Print every row below line for line, without any change and without the pictures.
==============================
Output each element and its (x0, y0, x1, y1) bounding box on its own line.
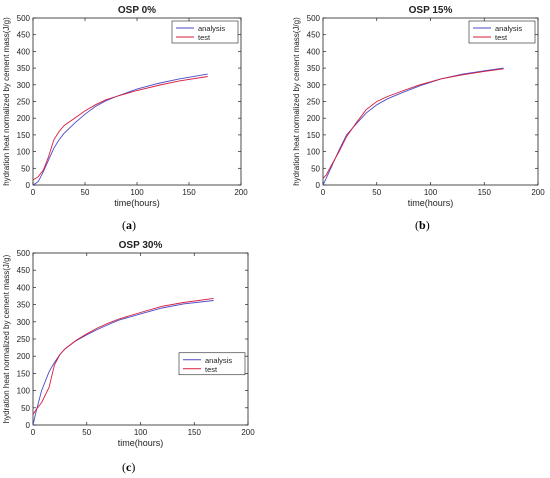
y-tick-label: 100 (17, 148, 31, 157)
y-tick-label: 200 (307, 114, 321, 123)
chart-osp-30: OSP 30% 0 50 100 150 200 0 50 100 150 200 250 300 350… (2, 240, 255, 448)
series-line-test (322, 68, 504, 179)
y-tick-label: 100 (307, 148, 321, 157)
y-tick-label: 150 (307, 131, 321, 140)
y-tick-label: 0 (26, 181, 31, 190)
x-tick-label: 50 (372, 188, 381, 197)
y-tick-label: 350 (307, 64, 321, 73)
x-axis-label: time(hours) (408, 198, 454, 208)
y-tick-label: 500 (17, 14, 31, 23)
x-tick-label: 200 (241, 428, 255, 437)
y-tick-label: 400 (17, 47, 31, 56)
series-line-test (32, 297, 214, 415)
y-tick-label: 350 (17, 64, 31, 73)
x-tick-label: 0 (321, 188, 326, 197)
y-tick-label: 300 (307, 81, 321, 90)
legend-label-test: test (495, 33, 508, 42)
plot-area (32, 252, 249, 426)
y-tick-label: 500 (17, 249, 31, 258)
y-tick-label: 50 (21, 404, 30, 413)
series-line-test (32, 76, 208, 181)
chart-osp-15: OSP 15% 0 50 100 150 200 0 50 100 150 200 250 300 350… (292, 5, 545, 208)
caption-c: (c) (122, 460, 136, 474)
y-tick-label: 250 (307, 98, 321, 107)
legend-label-analysis: analysis (198, 24, 225, 33)
y-tick-label: 100 (17, 387, 31, 396)
y-tick-label: 400 (17, 283, 31, 292)
y-axis-label: hydration heat normalized by cement mass… (292, 17, 301, 186)
y-tick-label: 0 (26, 421, 31, 430)
chart-title: OSP 30% (119, 240, 163, 251)
x-tick-label: 0 (31, 188, 36, 197)
y-tick-label: 0 (316, 181, 321, 190)
y-tick-label: 450 (17, 31, 31, 40)
legend-box (171, 20, 239, 44)
y-axis-label: hydration heat normalized by cement mass… (2, 17, 11, 186)
legend-label-analysis: analysis (205, 356, 232, 365)
y-tick-label: 450 (307, 31, 321, 40)
chart-osp-0: OSP 0% 0 50 100 150 200 0 50 100 150 200 250 300 350 4… (2, 5, 248, 208)
y-tick-label: 450 (17, 266, 31, 275)
series-line-analysis (32, 73, 208, 186)
chart-title: OSP 0% (118, 5, 156, 16)
y-tick-label: 350 (17, 301, 31, 310)
y-tick-label: 150 (17, 369, 31, 378)
x-tick-label: 50 (81, 188, 90, 197)
y-tick-label: 50 (21, 164, 30, 173)
x-axis-label: time(hours) (118, 438, 164, 448)
y-tick-label: 50 (311, 164, 320, 173)
y-tick-label: 400 (307, 47, 321, 56)
y-tick-label: 200 (17, 352, 31, 361)
plot-area (32, 17, 242, 186)
y-tick-label: 150 (17, 131, 31, 140)
y-axis-label: hydration heat normalized by cement mass… (2, 254, 11, 423)
series-line-analysis (32, 300, 214, 426)
legend-label-analysis: analysis (495, 24, 522, 33)
x-axis-label: time(hours) (114, 198, 160, 208)
x-tick-label: 150 (478, 188, 492, 197)
x-tick-label: 50 (82, 428, 91, 437)
y-tick-label: 300 (17, 81, 31, 90)
y-tick-label: 300 (17, 318, 31, 327)
x-tick-label: 100 (424, 188, 438, 197)
x-tick-label: 100 (130, 188, 144, 197)
legend-label-test: test (205, 365, 218, 374)
y-tick-label: 500 (307, 14, 321, 23)
y-tick-label: 250 (17, 335, 31, 344)
x-tick-label: 200 (531, 188, 545, 197)
x-tick-label: 0 (31, 428, 36, 437)
y-tick-label: 200 (17, 114, 31, 123)
x-tick-label: 200 (234, 188, 248, 197)
legend-box (178, 352, 246, 376)
x-tick-label: 150 (188, 428, 202, 437)
y-tick-label: 250 (17, 98, 31, 107)
chart-title: OSP 15% (409, 5, 453, 16)
x-tick-label: 150 (182, 188, 196, 197)
legend-label-test: test (198, 33, 211, 42)
x-tick-label: 100 (134, 428, 148, 437)
legend-box (468, 20, 536, 44)
caption-a: (a) (122, 218, 136, 232)
caption-b: (b) (415, 218, 430, 232)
==============================
Task solution -
Output each element and its (x0, y0, x1, y1) bounding box on its own line.
y-tick-label: 100 (17, 148, 31, 157)
y-tick-label: 200 (307, 114, 321, 123)
chart-osp-30: OSP 30% 0 50 100 150 200 0 50 100 150 200 250 300 350… (2, 240, 255, 448)
series-line-test (322, 68, 504, 179)
y-tick-label: 100 (307, 148, 321, 157)
y-tick-label: 150 (307, 131, 321, 140)
y-tick-label: 0 (26, 181, 31, 190)
x-tick-label: 50 (372, 188, 381, 197)
y-tick-label: 350 (307, 64, 321, 73)
x-axis-label: time(hours) (408, 198, 454, 208)
y-tick-label: 500 (17, 14, 31, 23)
x-tick-label: 200 (241, 428, 255, 437)
y-tick-label: 400 (17, 47, 31, 56)
series-line-test (32, 297, 214, 415)
y-tick-label: 350 (17, 64, 31, 73)
x-tick-label: 0 (321, 188, 326, 197)
y-tick-label: 300 (307, 81, 321, 90)
legend-label-test: test (495, 33, 508, 42)
plot-area (32, 252, 249, 426)
y-tick-label: 500 (17, 249, 31, 258)
y-tick-label: 50 (21, 404, 30, 413)
series-line-test (32, 76, 208, 181)
chart-osp-15: OSP 15% 0 50 100 150 200 0 50 100 150 200 250 300 350… (292, 5, 545, 208)
caption-c: (c) (122, 460, 136, 474)
y-tick-label: 250 (307, 98, 321, 107)
legend-label-analysis: analysis (198, 24, 225, 33)
y-tick-label: 100 (17, 387, 31, 396)
y-tick-label: 400 (17, 283, 31, 292)
y-axis-label: hydration heat normalized by cement mass… (292, 17, 301, 186)
y-tick-label: 0 (26, 421, 31, 430)
chart-title: OSP 30% (119, 240, 163, 251)
x-tick-label: 0 (31, 188, 36, 197)
y-tick-label: 0 (316, 181, 321, 190)
y-tick-label: 450 (17, 31, 31, 40)
legend-box (171, 20, 239, 44)
y-axis-label: hydration heat normalized by cement mass… (2, 17, 11, 186)
legend-label-analysis: analysis (205, 356, 232, 365)
y-tick-label: 450 (307, 31, 321, 40)
chart-osp-0: OSP 0% 0 50 100 150 200 0 50 100 150 200 250 300 350 4… (2, 5, 248, 208)
y-tick-label: 450 (17, 266, 31, 275)
series-line-analysis (32, 73, 208, 186)
chart-title: OSP 0% (118, 5, 156, 16)
y-tick-label: 350 (17, 301, 31, 310)
y-tick-label: 150 (17, 369, 31, 378)
x-tick-label: 50 (81, 188, 90, 197)
y-tick-label: 50 (21, 164, 30, 173)
x-axis-label: time(hours) (118, 438, 164, 448)
y-tick-label: 50 (311, 164, 320, 173)
y-tick-label: 400 (307, 47, 321, 56)
y-tick-label: 200 (17, 352, 31, 361)
plot-area (32, 17, 242, 186)
y-tick-label: 150 (17, 131, 31, 140)
y-axis-label: hydration heat normalized by cement mass… (2, 254, 11, 423)
series-line-analysis (32, 300, 214, 426)
legend-label-analysis: analysis (495, 24, 522, 33)
x-axis-label: time(hours) (114, 198, 160, 208)
x-tick-label: 150 (478, 188, 492, 197)
x-tick-label: 50 (82, 428, 91, 437)
y-tick-label: 300 (17, 81, 31, 90)
y-tick-label: 300 (17, 318, 31, 327)
x-tick-label: 100 (424, 188, 438, 197)
x-tick-label: 100 (130, 188, 144, 197)
legend-label-test: test (205, 365, 218, 374)
y-tick-label: 500 (307, 14, 321, 23)
y-tick-label: 250 (17, 335, 31, 344)
x-tick-label: 200 (531, 188, 545, 197)
x-tick-label: 0 (31, 428, 36, 437)
y-tick-label: 200 (17, 114, 31, 123)
x-tick-label: 200 (234, 188, 248, 197)
legend-box (178, 352, 246, 376)
x-tick-label: 150 (188, 428, 202, 437)
y-tick-label: 250 (17, 98, 31, 107)
chart-title: OSP 15% (409, 5, 453, 16)
x-tick-label: 150 (182, 188, 196, 197)
legend-label-test: test (198, 33, 211, 42)
x-tick-label: 100 (134, 428, 148, 437)
legend-box (468, 20, 536, 44)
caption-a: (a) (122, 218, 136, 232)
caption-b: (b) (415, 218, 430, 232)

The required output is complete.